[begin Exercise input]

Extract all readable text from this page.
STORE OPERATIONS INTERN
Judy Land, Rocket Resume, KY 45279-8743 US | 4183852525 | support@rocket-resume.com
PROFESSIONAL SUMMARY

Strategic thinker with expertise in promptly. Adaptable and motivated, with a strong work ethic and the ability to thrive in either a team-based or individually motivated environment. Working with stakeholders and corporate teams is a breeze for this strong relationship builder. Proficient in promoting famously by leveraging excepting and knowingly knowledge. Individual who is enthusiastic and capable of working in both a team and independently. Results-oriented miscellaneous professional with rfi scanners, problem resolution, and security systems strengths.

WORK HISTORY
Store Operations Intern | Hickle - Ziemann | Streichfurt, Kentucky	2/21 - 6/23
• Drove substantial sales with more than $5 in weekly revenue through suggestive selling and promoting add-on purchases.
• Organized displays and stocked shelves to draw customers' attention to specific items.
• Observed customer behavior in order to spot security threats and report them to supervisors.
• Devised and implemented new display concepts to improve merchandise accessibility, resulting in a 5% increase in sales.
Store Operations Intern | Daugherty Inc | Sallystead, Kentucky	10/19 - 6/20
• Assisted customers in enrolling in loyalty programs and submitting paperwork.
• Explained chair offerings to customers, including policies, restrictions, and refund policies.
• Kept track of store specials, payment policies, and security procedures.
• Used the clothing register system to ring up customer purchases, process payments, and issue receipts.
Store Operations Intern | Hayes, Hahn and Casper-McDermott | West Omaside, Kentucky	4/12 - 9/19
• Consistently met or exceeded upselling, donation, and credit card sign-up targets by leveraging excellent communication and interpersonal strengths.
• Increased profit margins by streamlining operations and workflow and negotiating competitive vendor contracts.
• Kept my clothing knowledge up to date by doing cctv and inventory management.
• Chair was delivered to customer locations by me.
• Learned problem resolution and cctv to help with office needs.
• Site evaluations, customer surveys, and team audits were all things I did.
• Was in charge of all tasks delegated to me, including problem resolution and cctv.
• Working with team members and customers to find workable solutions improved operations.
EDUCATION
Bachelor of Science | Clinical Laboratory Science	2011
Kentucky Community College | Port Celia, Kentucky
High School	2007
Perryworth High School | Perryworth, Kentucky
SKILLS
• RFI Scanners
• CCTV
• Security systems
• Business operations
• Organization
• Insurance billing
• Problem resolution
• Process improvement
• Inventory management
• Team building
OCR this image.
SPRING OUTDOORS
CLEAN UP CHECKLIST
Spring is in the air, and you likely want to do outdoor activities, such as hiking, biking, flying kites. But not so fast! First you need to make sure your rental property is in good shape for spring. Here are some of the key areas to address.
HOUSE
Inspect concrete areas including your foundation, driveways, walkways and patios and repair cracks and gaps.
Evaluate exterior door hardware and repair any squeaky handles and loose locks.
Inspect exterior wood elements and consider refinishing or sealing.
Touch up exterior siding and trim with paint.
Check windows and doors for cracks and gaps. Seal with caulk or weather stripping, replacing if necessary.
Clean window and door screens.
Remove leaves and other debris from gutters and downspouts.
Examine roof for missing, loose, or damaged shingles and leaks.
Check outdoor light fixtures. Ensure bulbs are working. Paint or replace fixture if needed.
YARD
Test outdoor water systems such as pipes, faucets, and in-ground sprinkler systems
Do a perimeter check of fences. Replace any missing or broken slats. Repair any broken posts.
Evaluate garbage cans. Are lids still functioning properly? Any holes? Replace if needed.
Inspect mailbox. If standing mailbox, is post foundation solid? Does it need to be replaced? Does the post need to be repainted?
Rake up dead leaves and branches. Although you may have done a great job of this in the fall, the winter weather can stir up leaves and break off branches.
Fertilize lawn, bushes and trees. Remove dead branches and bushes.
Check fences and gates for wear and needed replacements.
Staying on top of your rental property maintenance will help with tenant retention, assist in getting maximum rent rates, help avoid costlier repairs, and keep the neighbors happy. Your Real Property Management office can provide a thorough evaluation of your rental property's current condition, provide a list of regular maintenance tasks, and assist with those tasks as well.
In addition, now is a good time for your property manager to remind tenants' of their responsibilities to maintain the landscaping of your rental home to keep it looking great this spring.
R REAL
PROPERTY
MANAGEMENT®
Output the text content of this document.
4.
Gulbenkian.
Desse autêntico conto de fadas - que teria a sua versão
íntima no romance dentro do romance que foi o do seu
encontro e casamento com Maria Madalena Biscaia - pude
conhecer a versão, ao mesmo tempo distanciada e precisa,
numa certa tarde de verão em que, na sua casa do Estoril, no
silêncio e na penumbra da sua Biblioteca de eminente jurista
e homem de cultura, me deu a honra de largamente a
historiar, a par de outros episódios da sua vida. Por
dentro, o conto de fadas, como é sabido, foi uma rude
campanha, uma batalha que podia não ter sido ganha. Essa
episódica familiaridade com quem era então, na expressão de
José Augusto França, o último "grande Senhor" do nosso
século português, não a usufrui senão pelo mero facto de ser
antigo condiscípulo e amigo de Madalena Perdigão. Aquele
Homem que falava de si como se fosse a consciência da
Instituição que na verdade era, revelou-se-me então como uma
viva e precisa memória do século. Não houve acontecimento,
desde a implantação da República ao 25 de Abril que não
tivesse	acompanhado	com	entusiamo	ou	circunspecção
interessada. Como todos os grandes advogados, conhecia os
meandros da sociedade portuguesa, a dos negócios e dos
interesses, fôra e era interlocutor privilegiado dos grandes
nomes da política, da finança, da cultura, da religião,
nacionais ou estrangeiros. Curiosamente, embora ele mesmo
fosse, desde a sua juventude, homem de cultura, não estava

[end Exercise input]

* **What the task asks**: The lines to quote run from the one containing "Output the text content of this document." through the final line of the material above; please give them exactly, both ends included, and nothing else.

* **Answer for the task**:
Output the text content of this document.
4.
Gulbenkian.
Desse autêntico conto de fadas - que teria a sua versão
íntima no romance dentro do romance que foi o do seu
encontro e casamento com Maria Madalena Biscaia - pude
conhecer a versão, ao mesmo tempo distanciada e precisa,
numa certa tarde de verão em que, na sua casa do Estoril, no
silêncio e na penumbra da sua Biblioteca de eminente jurista
e homem de cultura, me deu a honra de largamente a
historiar, a par de outros episódios da sua vida. Por
dentro, o conto de fadas, como é sabido, foi uma rude
campanha, uma batalha que podia não ter sido ganha. Essa
episódica familiaridade com quem era então, na expressão de
José Augusto França, o último "grande Senhor" do nosso
século português, não a usufrui senão pelo mero facto de ser
antigo condiscípulo e amigo de Madalena Perdigão. Aquele
Homem que falava de si como se fosse a consciência da
Instituição que na verdade era, revelou-se-me então como uma
viva e precisa memória do século. Não houve acontecimento,
desde a implantação da República ao 25 de Abril que não
tivesse	acompanhado	com	entusiamo	ou	circunspecção
interessada. Como todos os grandes advogados, conhecia os
meandros da sociedade portuguesa, a dos negócios e dos
interesses, fôra e era interlocutor privilegiado dos grandes
nomes da política, da finança, da cultura, da religião,
nacionais ou estrangeiros. Curiosamente, embora ele mesmo
fosse, desde a sua juventude, homem de cultura, não estava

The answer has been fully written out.